+++ Records for this exercise
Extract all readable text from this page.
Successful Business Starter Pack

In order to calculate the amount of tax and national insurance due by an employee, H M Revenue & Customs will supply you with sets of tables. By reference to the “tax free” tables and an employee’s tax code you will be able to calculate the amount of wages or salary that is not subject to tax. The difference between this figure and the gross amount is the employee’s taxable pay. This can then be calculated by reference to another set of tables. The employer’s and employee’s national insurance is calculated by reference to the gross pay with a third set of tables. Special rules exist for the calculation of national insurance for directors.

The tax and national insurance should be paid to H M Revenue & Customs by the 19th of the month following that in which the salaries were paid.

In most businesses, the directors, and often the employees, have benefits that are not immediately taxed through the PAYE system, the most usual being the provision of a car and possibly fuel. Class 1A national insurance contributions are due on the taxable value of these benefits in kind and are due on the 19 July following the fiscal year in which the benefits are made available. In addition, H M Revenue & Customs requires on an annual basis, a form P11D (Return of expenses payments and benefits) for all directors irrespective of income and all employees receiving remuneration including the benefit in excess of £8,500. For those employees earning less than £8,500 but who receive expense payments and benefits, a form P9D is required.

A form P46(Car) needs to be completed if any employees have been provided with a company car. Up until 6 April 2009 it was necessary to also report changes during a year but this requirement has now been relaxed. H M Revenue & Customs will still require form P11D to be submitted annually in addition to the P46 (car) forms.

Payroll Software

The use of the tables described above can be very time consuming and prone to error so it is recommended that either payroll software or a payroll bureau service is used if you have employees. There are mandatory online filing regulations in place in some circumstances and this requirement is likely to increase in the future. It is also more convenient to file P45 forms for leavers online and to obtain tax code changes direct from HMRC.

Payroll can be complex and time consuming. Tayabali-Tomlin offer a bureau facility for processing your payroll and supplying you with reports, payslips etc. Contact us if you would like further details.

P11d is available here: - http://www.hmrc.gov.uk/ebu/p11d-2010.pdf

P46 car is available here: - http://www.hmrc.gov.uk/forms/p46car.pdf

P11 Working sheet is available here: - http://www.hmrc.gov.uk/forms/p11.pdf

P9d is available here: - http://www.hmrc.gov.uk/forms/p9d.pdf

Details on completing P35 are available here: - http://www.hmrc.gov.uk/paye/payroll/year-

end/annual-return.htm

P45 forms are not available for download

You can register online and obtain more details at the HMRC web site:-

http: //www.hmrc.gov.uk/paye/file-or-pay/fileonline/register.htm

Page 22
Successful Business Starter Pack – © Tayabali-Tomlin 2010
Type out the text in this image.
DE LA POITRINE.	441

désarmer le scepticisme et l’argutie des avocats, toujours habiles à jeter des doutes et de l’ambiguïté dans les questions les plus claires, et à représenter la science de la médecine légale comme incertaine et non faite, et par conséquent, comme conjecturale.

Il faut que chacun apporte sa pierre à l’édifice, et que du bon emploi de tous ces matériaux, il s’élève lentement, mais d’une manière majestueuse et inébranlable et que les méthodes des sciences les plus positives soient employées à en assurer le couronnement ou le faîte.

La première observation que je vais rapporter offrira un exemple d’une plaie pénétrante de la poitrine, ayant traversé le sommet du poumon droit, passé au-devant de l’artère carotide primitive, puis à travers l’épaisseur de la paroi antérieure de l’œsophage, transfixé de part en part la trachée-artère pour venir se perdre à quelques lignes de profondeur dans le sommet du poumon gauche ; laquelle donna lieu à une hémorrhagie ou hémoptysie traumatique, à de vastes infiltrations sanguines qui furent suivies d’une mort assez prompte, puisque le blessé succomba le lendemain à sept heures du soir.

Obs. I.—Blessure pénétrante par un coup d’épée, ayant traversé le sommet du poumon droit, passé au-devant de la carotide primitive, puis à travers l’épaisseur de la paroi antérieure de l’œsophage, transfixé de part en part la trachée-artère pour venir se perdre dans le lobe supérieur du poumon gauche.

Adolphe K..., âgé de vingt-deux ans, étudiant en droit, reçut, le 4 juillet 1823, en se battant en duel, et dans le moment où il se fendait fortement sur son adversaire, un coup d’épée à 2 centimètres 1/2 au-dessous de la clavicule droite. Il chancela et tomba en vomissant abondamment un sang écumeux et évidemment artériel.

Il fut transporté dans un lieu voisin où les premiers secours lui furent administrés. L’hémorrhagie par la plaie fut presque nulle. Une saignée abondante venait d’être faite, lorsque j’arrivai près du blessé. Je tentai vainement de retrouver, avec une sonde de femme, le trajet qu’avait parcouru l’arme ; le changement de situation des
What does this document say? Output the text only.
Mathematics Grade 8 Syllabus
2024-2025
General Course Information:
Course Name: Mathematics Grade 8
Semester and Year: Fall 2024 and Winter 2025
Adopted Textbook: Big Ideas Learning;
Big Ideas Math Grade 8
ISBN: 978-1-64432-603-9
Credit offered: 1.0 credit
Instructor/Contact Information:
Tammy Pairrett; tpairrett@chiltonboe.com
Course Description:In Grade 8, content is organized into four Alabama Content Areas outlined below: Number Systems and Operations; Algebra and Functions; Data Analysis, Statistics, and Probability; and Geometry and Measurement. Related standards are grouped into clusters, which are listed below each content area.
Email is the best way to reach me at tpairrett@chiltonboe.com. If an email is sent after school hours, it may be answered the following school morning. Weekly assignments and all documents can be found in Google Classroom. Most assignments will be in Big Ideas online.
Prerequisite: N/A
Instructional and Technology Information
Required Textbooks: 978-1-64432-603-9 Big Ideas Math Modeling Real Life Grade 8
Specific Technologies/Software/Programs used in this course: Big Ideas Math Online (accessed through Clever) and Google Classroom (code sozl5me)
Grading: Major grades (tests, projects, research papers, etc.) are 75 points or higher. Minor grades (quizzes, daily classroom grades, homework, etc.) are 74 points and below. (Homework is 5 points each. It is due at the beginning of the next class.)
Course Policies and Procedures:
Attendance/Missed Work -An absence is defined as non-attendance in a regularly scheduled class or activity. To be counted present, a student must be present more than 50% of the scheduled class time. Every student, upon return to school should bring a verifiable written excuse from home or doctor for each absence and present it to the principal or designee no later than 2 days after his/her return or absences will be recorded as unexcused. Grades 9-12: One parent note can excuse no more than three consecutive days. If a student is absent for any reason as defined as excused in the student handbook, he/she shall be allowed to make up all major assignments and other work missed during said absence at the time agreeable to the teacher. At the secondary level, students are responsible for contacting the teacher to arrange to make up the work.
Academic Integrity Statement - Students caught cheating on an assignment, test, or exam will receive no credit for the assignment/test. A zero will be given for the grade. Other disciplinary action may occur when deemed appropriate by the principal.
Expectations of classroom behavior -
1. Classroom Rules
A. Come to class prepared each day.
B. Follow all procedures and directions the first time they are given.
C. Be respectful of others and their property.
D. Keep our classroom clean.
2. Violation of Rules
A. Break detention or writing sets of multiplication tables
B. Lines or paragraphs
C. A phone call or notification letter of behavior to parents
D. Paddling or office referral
++++++
▶ _Brief_: Your task is to reproduce all of the records exactly.

▶ _Answer_:
Extract all readable text from this page.
Successful Business Starter Pack

In order to calculate the amount of tax and national insurance due by an employee, H M Revenue & Customs will supply you with sets of tables. By reference to the “tax free” tables and an employee’s tax code you will be able to calculate the amount of wages or salary that is not subject to tax. The difference between this figure and the gross amount is the employee’s taxable pay. This can then be calculated by reference to another set of tables. The employer’s and employee’s national insurance is calculated by reference to the gross pay with a third set of tables. Special rules exist for the calculation of national insurance for directors.

The tax and national insurance should be paid to H M Revenue & Customs by the 19th of the month following that in which the salaries were paid.

In most businesses, the directors, and often the employees, have benefits that are not immediately taxed through the PAYE system, the most usual being the provision of a car and possibly fuel. Class 1A national insurance contributions are due on the taxable value of these benefits in kind and are due on the 19 July following the fiscal year in which the benefits are made available. In addition, H M Revenue & Customs requires on an annual basis, a form P11D (Return of expenses payments and benefits) for all directors irrespective of income and all employees receiving remuneration including the benefit in excess of £8,500. For those employees earning less than £8,500 but who receive expense payments and benefits, a form P9D is required.

A form P46(Car) needs to be completed if any employees have been provided with a company car. Up until 6 April 2009 it was necessary to also report changes during a year but this requirement has now been relaxed. H M Revenue & Customs will still require form P11D to be submitted annually in addition to the P46 (car) forms.

Payroll Software

The use of the tables described above can be very time consuming and prone to error so it is recommended that either payroll software or a payroll bureau service is used if you have employees. There are mandatory online filing regulations in place in some circumstances and this requirement is likely to increase in the future. It is also more convenient to file P45 forms for leavers online and to obtain tax code changes direct from HMRC.

Payroll can be complex and time consuming. Tayabali-Tomlin offer a bureau facility for processing your payroll and supplying you with reports, payslips etc. Contact us if you would like further details.

P11d is available here: - http://www.hmrc.gov.uk/ebu/p11d-2010.pdf

P46 car is available here: - http://www.hmrc.gov.uk/forms/p46car.pdf

P11 Working sheet is available here: - http://www.hmrc.gov.uk/forms/p11.pdf

P9d is available here: - http://www.hmrc.gov.uk/forms/p9d.pdf

Details on completing P35 are available here: - http://www.hmrc.gov.uk/paye/payroll/year-

end/annual-return.htm

P45 forms are not available for download

You can register online and obtain more details at the HMRC web site:-

http: //www.hmrc.gov.uk/paye/file-or-pay/fileonline/register.htm

Page 22
Successful Business Starter Pack – © Tayabali-Tomlin 2010
Type out the text in this image.
DE LA POITRINE.	441

désarmer le scepticisme et l’argutie des avocats, toujours habiles à jeter des doutes et de l’ambiguïté dans les questions les plus claires, et à représenter la science de la médecine légale comme incertaine et non faite, et par conséquent, comme conjecturale.

Il faut que chacun apporte sa pierre à l’édifice, et que du bon emploi de tous ces matériaux, il s’élève lentement, mais d’une manière majestueuse et inébranlable et que les méthodes des sciences les plus positives soient employées à en assurer le couronnement ou le faîte.

La première observation que je vais rapporter offrira un exemple d’une plaie pénétrante de la poitrine, ayant traversé le sommet du poumon droit, passé au-devant de l’artère carotide primitive, puis à travers l’épaisseur de la paroi antérieure de l’œsophage, transfixé de part en part la trachée-artère pour venir se perdre à quelques lignes de profondeur dans le sommet du poumon gauche ; laquelle donna lieu à une hémorrhagie ou hémoptysie traumatique, à de vastes infiltrations sanguines qui furent suivies d’une mort assez prompte, puisque le blessé succomba le lendemain à sept heures du soir.

Obs. I.—Blessure pénétrante par un coup d’épée, ayant traversé le sommet du poumon droit, passé au-devant de la carotide primitive, puis à travers l’épaisseur de la paroi antérieure de l’œsophage, transfixé de part en part la trachée-artère pour venir se perdre dans le lobe supérieur du poumon gauche.

Adolphe K..., âgé de vingt-deux ans, étudiant en droit, reçut, le 4 juillet 1823, en se battant en duel, et dans le moment où il se fendait fortement sur son adversaire, un coup d’épée à 2 centimètres 1/2 au-dessous de la clavicule droite. Il chancela et tomba en vomissant abondamment un sang écumeux et évidemment artériel.

Il fut transporté dans un lieu voisin où les premiers secours lui furent administrés. L’hémorrhagie par la plaie fut presque nulle. Une saignée abondante venait d’être faite, lorsque j’arrivai près du blessé. Je tentai vainement de retrouver, avec une sonde de femme, le trajet qu’avait parcouru l’arme ; le changement de situation des
What does this document say? Output the text only.
Mathematics Grade 8 Syllabus
2024-2025
General Course Information:
Course Name: Mathematics Grade 8
Semester and Year: Fall 2024 and Winter 2025
Adopted Textbook: Big Ideas Learning;
Big Ideas Math Grade 8
ISBN: 978-1-64432-603-9
Credit offered: 1.0 credit
Instructor/Contact Information:
Tammy Pairrett; tpairrett@chiltonboe.com
Course Description:In Grade 8, content is organized into four Alabama Content Areas outlined below: Number Systems and Operations; Algebra and Functions; Data Analysis, Statistics, and Probability; and Geometry and Measurement. Related standards are grouped into clusters, which are listed below each content area.
Email is the best way to reach me at tpairrett@chiltonboe.com. If an email is sent after school hours, it may be answered the following school morning. Weekly assignments and all documents can be found in Google Classroom. Most assignments will be in Big Ideas online.
Prerequisite: N/A
Instructional and Technology Information
Required Textbooks: 978-1-64432-603-9 Big Ideas Math Modeling Real Life Grade 8
Specific Technologies/Software/Programs used in this course: Big Ideas Math Online (accessed through Clever) and Google Classroom (code sozl5me)
Grading: Major grades (tests, projects, research papers, etc.) are 75 points or higher. Minor grades (quizzes, daily classroom grades, homework, etc.) are 74 points and below. (Homework is 5 points each. It is due at the beginning of the next class.)
Course Policies and Procedures:
Attendance/Missed Work -An absence is defined as non-attendance in a regularly scheduled class or activity. To be counted present, a student must be present more than 50% of the scheduled class time. Every student, upon return to school should bring a verifiable written excuse from home or doctor for each absence and present it to the principal or designee no later than 2 days after his/her return or absences will be recorded as unexcused. Grades 9-12: One parent note can excuse no more than three consecutive days. If a student is absent for any reason as defined as excused in the student handbook, he/she shall be allowed to make up all major assignments and other work missed during said absence at the time agreeable to the teacher. At the secondary level, students are responsible for contacting the teacher to arrange to make up the work.
Academic Integrity Statement - Students caught cheating on an assignment, test, or exam will receive no credit for the assignment/test. A zero will be given for the grade. Other disciplinary action may occur when deemed appropriate by the principal.
Expectations of classroom behavior -
1. Classroom Rules
A. Come to class prepared each day.
B. Follow all procedures and directions the first time they are given.
C. Be respectful of others and their property.
D. Keep our classroom clean.
2. Violation of Rules
A. Break detention or writing sets of multiplication tables
B. Lines or paragraphs
C. A phone call or notification letter of behavior to parents
D. Paddling or office referral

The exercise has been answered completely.